** Job **
Single out each line with the word "bookings" and copy it.

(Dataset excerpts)
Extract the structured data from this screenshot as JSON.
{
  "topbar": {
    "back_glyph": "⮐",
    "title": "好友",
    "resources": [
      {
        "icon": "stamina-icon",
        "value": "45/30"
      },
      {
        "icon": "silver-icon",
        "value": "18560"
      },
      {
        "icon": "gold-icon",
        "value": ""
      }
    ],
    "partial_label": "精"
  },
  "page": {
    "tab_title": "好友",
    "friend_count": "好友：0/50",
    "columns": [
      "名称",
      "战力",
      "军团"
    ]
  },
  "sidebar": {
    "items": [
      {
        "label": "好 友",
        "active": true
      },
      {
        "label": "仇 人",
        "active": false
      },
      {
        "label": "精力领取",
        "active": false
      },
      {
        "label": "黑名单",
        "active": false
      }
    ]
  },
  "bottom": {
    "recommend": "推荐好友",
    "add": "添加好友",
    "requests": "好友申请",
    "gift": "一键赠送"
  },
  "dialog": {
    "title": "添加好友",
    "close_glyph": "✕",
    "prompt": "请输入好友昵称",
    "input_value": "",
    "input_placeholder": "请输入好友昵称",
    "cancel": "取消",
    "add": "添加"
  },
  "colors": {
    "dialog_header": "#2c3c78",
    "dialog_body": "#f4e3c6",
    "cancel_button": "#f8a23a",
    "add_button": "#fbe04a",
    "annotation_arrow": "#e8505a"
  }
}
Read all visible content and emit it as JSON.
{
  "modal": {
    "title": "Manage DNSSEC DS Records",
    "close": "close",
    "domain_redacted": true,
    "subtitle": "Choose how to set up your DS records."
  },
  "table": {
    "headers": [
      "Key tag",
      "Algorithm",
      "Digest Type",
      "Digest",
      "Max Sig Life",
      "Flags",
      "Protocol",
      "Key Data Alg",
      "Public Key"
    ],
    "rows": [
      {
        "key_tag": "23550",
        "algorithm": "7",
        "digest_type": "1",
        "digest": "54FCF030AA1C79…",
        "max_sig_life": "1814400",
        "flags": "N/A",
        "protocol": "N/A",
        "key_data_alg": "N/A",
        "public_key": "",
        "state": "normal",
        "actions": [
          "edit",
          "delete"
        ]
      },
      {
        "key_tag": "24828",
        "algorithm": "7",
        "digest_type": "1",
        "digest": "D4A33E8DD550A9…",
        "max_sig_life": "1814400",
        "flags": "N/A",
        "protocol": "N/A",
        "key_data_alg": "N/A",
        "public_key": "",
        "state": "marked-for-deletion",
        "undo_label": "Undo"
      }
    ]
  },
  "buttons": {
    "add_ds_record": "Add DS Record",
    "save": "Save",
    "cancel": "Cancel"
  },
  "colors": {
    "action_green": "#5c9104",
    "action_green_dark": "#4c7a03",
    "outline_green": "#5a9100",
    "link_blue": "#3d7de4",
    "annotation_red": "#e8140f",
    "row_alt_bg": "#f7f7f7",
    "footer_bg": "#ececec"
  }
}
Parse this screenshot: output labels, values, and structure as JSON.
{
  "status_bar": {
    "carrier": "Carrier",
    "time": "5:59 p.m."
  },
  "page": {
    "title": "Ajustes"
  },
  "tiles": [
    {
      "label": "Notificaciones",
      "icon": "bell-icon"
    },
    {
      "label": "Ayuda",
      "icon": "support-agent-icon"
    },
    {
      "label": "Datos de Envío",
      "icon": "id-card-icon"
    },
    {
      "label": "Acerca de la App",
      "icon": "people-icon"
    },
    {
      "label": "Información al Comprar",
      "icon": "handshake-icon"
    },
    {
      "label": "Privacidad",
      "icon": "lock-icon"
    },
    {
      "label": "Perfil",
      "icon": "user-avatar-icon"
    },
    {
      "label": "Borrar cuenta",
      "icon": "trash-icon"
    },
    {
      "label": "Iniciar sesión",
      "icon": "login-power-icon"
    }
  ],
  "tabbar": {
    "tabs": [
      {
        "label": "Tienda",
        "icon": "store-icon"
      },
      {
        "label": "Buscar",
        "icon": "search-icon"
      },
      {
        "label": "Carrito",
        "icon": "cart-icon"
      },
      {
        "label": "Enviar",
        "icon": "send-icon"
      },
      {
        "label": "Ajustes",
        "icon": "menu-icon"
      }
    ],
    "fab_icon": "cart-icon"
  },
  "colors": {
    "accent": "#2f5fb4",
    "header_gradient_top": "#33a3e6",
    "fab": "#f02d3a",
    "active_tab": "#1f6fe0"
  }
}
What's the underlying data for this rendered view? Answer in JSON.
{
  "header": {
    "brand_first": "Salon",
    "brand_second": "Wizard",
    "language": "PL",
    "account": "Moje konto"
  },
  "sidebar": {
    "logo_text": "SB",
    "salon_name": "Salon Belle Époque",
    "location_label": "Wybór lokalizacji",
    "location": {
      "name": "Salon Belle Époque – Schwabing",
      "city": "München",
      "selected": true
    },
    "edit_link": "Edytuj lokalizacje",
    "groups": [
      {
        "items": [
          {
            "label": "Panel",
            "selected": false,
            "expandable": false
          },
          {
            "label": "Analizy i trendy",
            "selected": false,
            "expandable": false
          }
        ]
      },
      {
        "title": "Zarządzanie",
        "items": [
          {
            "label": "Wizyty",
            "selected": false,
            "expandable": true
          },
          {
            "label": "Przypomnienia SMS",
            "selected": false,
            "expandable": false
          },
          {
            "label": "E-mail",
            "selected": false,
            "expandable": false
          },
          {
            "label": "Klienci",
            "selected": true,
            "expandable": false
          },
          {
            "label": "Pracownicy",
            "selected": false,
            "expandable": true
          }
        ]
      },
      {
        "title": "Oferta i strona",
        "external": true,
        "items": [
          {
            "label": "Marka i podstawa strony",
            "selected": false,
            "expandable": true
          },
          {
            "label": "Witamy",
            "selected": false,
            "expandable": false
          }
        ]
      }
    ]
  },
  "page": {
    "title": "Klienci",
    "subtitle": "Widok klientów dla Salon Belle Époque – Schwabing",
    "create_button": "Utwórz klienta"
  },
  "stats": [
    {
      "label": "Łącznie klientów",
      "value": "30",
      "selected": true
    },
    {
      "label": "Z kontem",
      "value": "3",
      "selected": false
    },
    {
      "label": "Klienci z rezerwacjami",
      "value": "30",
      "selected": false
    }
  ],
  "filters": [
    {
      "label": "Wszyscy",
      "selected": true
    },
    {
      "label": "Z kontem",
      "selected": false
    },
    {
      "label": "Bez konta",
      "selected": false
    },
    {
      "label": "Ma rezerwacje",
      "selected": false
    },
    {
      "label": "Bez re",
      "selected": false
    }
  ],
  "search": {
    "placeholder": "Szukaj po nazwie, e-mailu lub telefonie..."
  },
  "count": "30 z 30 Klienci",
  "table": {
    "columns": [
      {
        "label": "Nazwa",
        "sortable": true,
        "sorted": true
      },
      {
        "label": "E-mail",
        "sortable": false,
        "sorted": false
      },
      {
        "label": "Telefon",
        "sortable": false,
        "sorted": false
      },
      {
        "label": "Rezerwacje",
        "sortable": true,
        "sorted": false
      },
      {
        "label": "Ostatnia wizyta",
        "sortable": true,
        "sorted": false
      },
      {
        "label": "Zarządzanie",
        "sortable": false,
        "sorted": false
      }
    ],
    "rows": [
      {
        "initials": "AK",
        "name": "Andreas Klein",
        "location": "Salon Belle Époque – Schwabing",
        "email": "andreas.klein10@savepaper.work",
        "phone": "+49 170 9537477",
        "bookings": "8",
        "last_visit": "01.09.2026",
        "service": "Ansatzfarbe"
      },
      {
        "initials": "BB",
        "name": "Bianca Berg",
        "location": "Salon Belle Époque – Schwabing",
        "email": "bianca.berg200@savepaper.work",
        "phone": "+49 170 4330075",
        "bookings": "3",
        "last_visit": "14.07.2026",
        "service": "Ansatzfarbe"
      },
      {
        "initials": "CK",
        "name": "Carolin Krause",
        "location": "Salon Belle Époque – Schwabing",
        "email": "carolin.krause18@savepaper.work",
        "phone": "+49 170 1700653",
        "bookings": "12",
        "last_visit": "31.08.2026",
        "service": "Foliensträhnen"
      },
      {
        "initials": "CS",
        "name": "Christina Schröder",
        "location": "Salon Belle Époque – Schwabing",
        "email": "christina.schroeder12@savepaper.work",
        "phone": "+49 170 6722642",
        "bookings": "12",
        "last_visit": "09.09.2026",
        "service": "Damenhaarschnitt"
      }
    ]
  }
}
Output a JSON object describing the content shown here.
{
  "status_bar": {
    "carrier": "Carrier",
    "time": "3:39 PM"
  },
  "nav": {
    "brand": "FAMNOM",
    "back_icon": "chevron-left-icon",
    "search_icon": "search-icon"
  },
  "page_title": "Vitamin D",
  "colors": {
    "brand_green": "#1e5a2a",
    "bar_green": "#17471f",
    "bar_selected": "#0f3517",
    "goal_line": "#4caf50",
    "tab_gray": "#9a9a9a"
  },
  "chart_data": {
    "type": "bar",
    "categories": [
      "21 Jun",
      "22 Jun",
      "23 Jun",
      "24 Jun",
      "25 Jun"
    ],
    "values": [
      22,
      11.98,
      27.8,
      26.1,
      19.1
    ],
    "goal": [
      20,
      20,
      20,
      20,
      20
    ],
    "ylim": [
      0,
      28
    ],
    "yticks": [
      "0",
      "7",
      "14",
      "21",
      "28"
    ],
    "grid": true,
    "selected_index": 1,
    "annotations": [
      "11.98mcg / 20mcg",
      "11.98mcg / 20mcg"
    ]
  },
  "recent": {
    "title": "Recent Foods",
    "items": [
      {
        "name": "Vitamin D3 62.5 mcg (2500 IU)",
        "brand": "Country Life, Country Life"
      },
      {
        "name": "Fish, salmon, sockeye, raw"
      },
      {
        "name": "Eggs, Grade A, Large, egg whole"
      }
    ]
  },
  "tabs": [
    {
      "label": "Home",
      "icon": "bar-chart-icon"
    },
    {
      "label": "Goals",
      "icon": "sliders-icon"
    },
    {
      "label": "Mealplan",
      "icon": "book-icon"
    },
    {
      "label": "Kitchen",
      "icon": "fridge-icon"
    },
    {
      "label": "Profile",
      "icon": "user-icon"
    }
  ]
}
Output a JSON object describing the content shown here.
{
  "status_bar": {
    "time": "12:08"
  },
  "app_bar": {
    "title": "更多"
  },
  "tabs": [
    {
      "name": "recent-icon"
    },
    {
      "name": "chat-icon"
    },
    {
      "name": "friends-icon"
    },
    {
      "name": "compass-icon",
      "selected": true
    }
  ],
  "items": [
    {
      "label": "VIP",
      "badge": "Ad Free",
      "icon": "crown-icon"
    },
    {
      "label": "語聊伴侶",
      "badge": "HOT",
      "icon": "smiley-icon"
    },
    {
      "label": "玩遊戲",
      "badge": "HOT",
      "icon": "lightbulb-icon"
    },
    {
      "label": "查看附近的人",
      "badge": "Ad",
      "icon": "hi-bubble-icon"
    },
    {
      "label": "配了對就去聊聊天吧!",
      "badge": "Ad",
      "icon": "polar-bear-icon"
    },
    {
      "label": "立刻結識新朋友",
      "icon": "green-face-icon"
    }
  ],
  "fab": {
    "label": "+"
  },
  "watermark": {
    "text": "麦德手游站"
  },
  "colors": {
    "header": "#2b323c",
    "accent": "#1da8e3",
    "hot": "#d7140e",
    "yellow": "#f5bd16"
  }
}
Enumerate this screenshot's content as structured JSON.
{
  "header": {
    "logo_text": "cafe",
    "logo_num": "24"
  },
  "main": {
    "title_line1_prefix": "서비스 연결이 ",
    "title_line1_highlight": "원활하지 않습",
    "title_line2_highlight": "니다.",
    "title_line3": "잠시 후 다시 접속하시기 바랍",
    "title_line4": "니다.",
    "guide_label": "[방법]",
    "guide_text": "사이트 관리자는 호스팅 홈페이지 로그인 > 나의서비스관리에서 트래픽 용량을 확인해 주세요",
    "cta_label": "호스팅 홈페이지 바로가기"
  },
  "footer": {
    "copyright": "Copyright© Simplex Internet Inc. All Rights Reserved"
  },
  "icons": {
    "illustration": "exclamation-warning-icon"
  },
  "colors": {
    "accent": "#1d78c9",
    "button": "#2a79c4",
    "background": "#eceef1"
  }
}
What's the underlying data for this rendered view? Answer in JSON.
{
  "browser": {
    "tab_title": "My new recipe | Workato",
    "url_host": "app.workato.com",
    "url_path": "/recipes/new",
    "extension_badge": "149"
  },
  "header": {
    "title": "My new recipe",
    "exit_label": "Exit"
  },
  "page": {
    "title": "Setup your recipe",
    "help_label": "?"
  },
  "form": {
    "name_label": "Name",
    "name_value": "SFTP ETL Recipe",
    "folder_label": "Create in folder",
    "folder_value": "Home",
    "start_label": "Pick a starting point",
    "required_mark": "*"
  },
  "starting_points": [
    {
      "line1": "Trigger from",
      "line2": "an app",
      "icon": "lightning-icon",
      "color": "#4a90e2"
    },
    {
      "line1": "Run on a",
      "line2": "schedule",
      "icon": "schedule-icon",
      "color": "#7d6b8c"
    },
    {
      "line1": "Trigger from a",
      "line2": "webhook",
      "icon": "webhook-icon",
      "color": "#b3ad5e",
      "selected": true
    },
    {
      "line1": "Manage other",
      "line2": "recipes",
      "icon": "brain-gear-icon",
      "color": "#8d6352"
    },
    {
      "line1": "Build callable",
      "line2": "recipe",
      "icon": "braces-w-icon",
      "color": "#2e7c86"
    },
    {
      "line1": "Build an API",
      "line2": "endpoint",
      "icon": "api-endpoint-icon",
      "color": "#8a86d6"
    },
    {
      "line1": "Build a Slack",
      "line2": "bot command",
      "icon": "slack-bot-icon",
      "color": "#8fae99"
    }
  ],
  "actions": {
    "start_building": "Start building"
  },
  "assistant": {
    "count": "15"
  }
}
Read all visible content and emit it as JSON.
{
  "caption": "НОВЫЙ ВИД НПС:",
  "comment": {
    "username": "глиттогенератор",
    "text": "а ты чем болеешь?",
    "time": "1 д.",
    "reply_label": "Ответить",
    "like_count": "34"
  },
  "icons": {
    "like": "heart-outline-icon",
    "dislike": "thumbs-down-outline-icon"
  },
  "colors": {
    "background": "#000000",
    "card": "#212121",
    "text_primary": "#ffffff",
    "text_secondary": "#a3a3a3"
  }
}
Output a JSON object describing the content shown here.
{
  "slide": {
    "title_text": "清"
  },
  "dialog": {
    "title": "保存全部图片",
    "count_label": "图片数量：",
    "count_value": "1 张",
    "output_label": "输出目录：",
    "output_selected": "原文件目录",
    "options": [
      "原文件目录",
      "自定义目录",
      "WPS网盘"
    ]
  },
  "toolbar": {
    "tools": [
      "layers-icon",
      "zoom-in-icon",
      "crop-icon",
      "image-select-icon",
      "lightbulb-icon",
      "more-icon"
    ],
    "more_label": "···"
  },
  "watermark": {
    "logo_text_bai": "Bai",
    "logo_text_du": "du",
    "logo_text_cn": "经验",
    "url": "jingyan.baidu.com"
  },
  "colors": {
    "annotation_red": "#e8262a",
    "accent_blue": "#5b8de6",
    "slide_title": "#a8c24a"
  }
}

** Response to the exercise **
        "bookings": "8",
        "bookings": "3",
        "bookings": "12",
        "bookings": "12",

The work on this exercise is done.